**** Source data ****

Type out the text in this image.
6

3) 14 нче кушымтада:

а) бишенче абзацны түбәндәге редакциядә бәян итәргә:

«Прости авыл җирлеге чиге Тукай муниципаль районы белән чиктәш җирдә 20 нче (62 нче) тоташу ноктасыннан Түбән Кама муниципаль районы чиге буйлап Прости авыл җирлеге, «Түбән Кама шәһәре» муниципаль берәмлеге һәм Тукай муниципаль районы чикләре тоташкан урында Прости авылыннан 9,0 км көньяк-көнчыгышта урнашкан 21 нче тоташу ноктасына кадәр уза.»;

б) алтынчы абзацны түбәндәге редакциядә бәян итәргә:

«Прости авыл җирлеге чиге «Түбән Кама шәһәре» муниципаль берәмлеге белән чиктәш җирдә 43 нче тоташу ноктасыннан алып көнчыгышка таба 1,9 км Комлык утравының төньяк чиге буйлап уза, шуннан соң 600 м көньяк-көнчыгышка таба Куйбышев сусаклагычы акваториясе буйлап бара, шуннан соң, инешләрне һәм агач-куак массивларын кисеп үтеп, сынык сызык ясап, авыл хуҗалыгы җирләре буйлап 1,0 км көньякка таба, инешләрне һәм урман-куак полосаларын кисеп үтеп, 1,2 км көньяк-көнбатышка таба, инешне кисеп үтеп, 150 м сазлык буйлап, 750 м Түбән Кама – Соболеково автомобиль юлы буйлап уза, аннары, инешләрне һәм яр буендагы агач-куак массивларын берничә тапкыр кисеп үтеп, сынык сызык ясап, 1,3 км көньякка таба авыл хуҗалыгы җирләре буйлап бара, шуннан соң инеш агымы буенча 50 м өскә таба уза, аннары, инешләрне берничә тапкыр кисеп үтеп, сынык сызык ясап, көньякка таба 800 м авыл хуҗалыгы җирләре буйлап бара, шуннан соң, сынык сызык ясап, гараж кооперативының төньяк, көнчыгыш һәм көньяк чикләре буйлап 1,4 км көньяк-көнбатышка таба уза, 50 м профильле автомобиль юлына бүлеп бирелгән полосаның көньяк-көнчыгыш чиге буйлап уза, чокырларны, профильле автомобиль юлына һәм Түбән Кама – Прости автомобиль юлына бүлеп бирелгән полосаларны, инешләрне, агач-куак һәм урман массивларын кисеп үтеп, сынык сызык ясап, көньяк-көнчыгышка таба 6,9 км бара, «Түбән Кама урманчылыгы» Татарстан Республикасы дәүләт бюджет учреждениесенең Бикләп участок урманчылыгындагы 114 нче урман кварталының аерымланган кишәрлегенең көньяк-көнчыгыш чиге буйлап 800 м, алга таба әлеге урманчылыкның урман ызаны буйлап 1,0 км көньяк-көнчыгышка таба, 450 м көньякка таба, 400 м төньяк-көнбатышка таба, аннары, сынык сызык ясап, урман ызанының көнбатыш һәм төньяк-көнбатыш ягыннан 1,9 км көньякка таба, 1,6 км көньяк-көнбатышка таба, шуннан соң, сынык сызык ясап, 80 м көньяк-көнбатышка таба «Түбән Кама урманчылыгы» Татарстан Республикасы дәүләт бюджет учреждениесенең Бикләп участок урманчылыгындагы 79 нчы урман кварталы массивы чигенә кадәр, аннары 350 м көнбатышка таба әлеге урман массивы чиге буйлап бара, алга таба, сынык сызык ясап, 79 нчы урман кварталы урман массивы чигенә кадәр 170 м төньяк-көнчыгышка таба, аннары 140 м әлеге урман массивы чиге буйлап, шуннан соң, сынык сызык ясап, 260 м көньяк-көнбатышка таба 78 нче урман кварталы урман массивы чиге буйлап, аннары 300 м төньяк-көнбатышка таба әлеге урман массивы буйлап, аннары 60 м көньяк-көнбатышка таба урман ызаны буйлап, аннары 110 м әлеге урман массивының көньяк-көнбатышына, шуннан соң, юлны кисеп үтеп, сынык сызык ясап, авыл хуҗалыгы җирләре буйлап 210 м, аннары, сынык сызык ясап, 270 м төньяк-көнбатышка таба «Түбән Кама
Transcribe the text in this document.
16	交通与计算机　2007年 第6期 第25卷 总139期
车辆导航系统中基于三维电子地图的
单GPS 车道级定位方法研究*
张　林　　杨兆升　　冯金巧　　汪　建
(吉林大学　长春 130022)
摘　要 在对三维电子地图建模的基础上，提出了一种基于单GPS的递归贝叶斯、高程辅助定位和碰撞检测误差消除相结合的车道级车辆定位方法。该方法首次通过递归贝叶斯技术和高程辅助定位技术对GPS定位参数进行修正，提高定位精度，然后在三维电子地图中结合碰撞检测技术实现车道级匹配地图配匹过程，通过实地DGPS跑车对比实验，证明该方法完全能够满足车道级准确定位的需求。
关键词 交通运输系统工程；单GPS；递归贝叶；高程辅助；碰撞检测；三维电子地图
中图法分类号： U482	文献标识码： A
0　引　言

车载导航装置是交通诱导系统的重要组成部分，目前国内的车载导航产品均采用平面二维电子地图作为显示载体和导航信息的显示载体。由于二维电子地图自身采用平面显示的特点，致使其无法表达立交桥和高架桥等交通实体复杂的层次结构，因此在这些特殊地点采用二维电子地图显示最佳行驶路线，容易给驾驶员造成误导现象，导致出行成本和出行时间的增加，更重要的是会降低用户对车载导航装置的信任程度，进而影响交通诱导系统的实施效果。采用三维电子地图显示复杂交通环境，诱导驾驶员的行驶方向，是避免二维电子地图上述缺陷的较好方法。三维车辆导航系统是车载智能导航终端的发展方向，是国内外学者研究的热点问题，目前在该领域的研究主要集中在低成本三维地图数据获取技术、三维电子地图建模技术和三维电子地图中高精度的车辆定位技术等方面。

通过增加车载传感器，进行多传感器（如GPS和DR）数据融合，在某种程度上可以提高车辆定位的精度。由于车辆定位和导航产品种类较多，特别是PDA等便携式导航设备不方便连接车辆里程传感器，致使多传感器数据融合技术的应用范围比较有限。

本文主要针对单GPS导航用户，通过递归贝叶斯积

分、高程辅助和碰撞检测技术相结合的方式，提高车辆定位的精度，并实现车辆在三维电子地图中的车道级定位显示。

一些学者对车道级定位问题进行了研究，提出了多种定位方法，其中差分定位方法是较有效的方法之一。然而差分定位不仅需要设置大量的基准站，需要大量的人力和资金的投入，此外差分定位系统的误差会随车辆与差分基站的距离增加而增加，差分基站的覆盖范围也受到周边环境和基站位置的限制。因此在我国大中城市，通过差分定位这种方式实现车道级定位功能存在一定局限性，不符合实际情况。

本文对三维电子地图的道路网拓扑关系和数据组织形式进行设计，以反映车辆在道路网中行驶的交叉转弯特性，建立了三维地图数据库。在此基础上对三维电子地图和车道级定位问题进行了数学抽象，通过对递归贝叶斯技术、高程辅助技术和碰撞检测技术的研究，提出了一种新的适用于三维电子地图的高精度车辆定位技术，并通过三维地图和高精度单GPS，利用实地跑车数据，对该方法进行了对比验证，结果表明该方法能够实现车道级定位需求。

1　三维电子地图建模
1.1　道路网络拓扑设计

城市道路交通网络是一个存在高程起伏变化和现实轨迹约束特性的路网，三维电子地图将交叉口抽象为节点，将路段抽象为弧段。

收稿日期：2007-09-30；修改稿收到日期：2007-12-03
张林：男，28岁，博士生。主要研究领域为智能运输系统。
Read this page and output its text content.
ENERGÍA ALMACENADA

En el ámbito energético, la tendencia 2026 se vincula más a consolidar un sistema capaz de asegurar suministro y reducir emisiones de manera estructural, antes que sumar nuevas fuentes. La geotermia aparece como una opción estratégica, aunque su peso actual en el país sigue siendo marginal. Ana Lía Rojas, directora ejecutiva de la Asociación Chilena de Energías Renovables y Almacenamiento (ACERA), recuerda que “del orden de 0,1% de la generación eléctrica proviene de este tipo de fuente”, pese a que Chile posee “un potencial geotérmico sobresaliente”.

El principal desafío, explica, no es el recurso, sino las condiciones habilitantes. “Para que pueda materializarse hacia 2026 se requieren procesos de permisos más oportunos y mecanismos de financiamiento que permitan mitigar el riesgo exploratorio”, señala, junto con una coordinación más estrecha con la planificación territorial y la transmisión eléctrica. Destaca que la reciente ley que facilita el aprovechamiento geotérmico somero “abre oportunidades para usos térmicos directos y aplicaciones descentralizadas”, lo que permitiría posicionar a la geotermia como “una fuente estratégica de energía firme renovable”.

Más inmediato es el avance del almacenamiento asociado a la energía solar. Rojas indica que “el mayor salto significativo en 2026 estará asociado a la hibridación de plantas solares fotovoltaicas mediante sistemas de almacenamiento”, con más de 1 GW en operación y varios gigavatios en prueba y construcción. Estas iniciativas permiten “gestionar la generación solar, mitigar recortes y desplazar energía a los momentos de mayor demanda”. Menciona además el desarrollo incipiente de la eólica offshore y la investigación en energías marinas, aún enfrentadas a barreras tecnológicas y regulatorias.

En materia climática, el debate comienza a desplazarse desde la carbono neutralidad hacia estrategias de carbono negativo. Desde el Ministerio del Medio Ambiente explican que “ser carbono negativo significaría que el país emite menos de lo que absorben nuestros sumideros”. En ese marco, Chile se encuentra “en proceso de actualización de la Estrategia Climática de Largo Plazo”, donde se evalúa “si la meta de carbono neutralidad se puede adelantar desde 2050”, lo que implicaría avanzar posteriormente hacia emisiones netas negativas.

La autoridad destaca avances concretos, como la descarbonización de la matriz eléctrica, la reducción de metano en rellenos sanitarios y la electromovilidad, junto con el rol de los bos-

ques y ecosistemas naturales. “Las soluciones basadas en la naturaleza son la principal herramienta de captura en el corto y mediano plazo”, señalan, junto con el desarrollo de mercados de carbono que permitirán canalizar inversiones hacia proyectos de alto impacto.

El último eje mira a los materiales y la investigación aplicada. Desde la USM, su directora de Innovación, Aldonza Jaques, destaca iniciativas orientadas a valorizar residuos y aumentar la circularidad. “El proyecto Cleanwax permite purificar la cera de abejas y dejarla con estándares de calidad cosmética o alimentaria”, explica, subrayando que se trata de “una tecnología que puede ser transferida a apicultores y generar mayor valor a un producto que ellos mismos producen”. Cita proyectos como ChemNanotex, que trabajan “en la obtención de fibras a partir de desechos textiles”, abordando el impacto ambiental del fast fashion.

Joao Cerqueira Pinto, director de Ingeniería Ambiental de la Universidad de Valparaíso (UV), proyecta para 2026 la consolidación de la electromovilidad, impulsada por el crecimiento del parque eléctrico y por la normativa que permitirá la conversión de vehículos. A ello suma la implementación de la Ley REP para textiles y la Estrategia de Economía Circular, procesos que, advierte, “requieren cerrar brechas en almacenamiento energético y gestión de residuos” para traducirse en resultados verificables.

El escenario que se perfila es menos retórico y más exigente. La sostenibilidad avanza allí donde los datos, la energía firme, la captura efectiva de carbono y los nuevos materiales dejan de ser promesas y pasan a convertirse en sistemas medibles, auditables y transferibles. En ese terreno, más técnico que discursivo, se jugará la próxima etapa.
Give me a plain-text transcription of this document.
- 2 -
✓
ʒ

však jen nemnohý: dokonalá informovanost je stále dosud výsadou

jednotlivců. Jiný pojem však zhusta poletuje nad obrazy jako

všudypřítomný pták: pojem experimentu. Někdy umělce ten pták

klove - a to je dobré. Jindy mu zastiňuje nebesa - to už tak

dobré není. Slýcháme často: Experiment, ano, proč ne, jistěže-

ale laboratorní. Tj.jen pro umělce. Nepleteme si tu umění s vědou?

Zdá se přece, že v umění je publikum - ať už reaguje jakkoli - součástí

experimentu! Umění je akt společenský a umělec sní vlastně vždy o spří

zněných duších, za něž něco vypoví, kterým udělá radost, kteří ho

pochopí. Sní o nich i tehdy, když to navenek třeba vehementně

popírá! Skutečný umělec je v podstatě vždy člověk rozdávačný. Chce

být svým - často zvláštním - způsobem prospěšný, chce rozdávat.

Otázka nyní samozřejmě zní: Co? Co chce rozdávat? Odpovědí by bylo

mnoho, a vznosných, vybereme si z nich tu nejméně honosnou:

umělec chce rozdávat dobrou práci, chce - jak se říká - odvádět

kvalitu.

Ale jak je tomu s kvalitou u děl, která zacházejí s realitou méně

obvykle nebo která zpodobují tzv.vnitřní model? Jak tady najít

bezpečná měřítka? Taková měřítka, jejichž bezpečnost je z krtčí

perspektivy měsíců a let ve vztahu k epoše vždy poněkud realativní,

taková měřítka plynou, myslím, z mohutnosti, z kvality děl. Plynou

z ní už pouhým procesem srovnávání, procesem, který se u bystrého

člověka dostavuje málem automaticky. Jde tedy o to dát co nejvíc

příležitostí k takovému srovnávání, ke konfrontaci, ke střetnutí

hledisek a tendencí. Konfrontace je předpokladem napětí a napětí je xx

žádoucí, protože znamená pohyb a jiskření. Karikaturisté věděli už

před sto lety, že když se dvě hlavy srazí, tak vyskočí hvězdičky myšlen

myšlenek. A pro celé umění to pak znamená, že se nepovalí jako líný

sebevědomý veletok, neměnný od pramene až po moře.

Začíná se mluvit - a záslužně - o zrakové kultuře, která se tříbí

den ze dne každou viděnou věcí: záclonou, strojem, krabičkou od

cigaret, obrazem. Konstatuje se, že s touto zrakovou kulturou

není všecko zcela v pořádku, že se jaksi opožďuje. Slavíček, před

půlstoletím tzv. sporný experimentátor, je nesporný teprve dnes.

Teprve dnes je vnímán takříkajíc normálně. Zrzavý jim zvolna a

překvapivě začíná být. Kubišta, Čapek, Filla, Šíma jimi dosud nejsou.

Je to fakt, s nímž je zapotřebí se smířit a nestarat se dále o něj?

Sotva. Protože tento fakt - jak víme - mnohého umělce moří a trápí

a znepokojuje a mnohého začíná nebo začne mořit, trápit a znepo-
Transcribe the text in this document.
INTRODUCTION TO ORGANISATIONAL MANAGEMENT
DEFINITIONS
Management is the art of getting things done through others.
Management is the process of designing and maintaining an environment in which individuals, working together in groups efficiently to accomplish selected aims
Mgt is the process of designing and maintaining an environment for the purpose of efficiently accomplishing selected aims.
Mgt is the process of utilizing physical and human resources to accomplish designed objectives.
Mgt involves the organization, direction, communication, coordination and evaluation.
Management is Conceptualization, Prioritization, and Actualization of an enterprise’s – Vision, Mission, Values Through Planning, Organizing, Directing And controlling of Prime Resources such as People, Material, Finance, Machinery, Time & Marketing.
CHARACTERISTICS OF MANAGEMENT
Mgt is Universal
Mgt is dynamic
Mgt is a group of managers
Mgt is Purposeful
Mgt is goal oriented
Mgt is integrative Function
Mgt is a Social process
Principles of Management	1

****

**Task brief:**
Find the lines that include the string "rozdávat", then copy each of them.

**Task output:**
být svým - často zvláštním - způsobem prospěšný, chce rozdávat.
Otázka nyní samozřejmě zní: Co? Co chce rozdávat? Odpovědí by bylo
umělec chce rozdávat dobrou práci, chce - jak se říká - odvádět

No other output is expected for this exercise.